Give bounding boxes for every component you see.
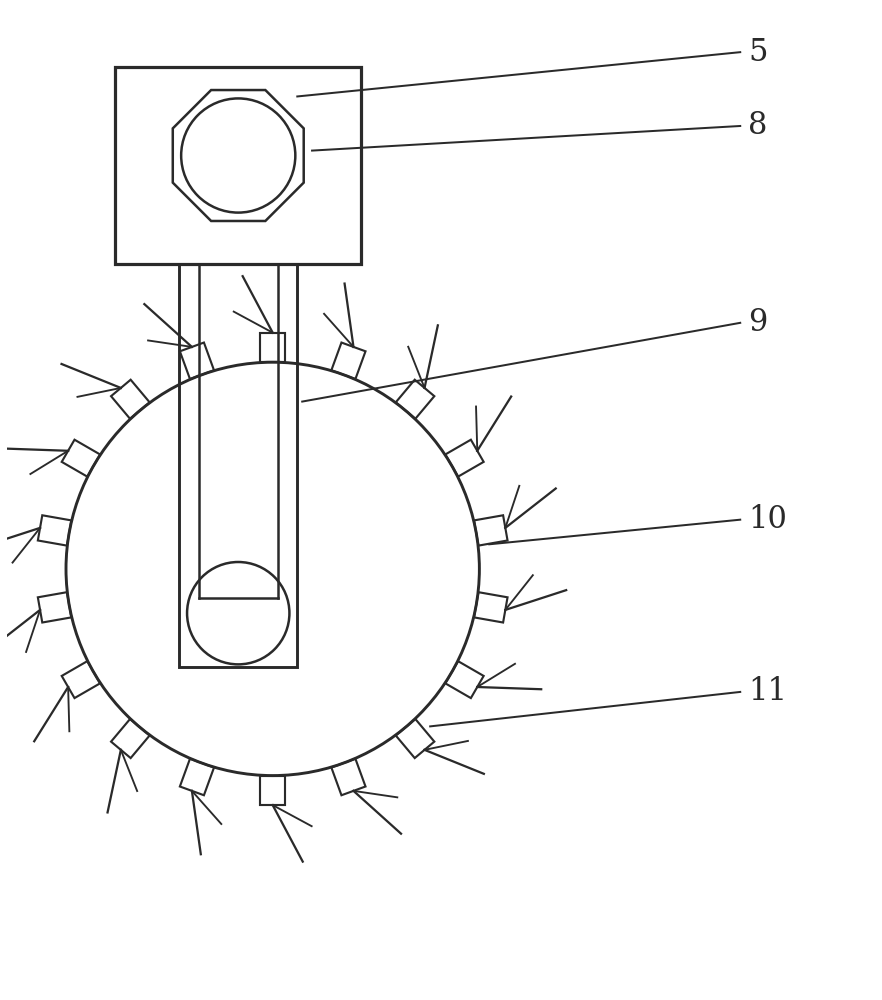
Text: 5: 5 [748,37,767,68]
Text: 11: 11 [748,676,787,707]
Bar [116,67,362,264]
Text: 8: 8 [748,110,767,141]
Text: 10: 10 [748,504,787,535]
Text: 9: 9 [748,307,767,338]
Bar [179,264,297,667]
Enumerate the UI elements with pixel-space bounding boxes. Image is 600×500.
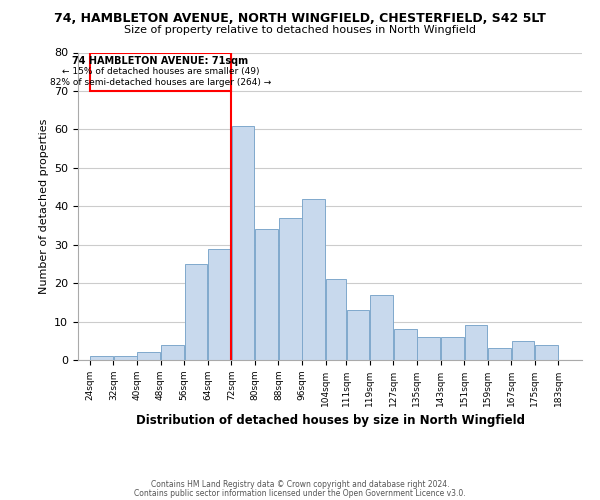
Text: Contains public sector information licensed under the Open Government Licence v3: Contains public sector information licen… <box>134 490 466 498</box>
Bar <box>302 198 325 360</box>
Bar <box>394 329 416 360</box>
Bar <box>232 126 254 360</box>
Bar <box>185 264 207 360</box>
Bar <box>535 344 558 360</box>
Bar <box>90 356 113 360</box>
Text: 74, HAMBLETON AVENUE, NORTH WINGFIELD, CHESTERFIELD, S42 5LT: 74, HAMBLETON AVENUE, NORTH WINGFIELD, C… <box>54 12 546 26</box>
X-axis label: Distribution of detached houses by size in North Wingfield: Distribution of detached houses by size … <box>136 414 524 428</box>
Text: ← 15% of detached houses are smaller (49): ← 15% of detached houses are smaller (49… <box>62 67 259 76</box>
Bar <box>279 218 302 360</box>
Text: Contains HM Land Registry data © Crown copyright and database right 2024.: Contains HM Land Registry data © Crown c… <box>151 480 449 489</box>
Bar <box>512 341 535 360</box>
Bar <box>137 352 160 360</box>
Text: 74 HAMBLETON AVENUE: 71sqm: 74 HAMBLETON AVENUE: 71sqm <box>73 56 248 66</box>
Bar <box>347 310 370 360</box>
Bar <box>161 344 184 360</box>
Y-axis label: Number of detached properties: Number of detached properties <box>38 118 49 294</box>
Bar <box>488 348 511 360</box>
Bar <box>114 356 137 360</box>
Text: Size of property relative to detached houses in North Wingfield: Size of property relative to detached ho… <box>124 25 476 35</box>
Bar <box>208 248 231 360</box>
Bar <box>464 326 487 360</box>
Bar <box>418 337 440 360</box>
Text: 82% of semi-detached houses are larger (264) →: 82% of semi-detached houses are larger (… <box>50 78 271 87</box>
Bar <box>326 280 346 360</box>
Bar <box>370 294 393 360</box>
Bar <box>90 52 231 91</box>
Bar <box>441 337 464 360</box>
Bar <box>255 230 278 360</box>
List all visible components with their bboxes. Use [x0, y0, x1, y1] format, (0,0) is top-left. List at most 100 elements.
------------------------------------------------------------
### [WORK INSTRUCTIONS]
Please reproduce all of the lines above, substituting "box coordinates" for every "bounding boxes" and keeping everything else unchanged. Leave the pictures out.

### [COMPLETE ANSWER]
Give box coordinates for every component you see.
Text: 5: 5 [748,37,767,68]
Text: 11: 11 [748,676,787,707]
Bar [116,67,362,264]
Text: 8: 8 [748,110,767,141]
Text: 10: 10 [748,504,787,535]
Text: 9: 9 [748,307,767,338]
Bar [179,264,297,667]
Enumerate the UI elements with pixel-space box coordinates. Image is 600×500.
Text: Contains public sector information licensed under the Open Government Licence v3: Contains public sector information licen… <box>134 490 466 498</box>
Bar <box>302 198 325 360</box>
Bar <box>394 329 416 360</box>
Bar <box>232 126 254 360</box>
Bar <box>185 264 207 360</box>
Bar <box>535 344 558 360</box>
Bar <box>90 356 113 360</box>
Text: 74, HAMBLETON AVENUE, NORTH WINGFIELD, CHESTERFIELD, S42 5LT: 74, HAMBLETON AVENUE, NORTH WINGFIELD, C… <box>54 12 546 26</box>
X-axis label: Distribution of detached houses by size in North Wingfield: Distribution of detached houses by size … <box>136 414 524 428</box>
Text: ← 15% of detached houses are smaller (49): ← 15% of detached houses are smaller (49… <box>62 67 259 76</box>
Bar <box>279 218 302 360</box>
Text: Contains HM Land Registry data © Crown copyright and database right 2024.: Contains HM Land Registry data © Crown c… <box>151 480 449 489</box>
Bar <box>512 341 535 360</box>
Bar <box>137 352 160 360</box>
Text: 74 HAMBLETON AVENUE: 71sqm: 74 HAMBLETON AVENUE: 71sqm <box>73 56 248 66</box>
Bar <box>347 310 370 360</box>
Bar <box>161 344 184 360</box>
Y-axis label: Number of detached properties: Number of detached properties <box>38 118 49 294</box>
Bar <box>488 348 511 360</box>
Bar <box>114 356 137 360</box>
Text: Size of property relative to detached houses in North Wingfield: Size of property relative to detached ho… <box>124 25 476 35</box>
Bar <box>208 248 231 360</box>
Bar <box>464 326 487 360</box>
Bar <box>418 337 440 360</box>
Text: 82% of semi-detached houses are larger (264) →: 82% of semi-detached houses are larger (… <box>50 78 271 87</box>
Bar <box>326 280 346 360</box>
Bar <box>370 294 393 360</box>
Bar <box>90 52 231 91</box>
Bar <box>441 337 464 360</box>
Bar <box>255 230 278 360</box>
List all visible components with their bboxes. Use [x0, y0, x1, y1] format, (0,0) is top-left. List at most 100 elements.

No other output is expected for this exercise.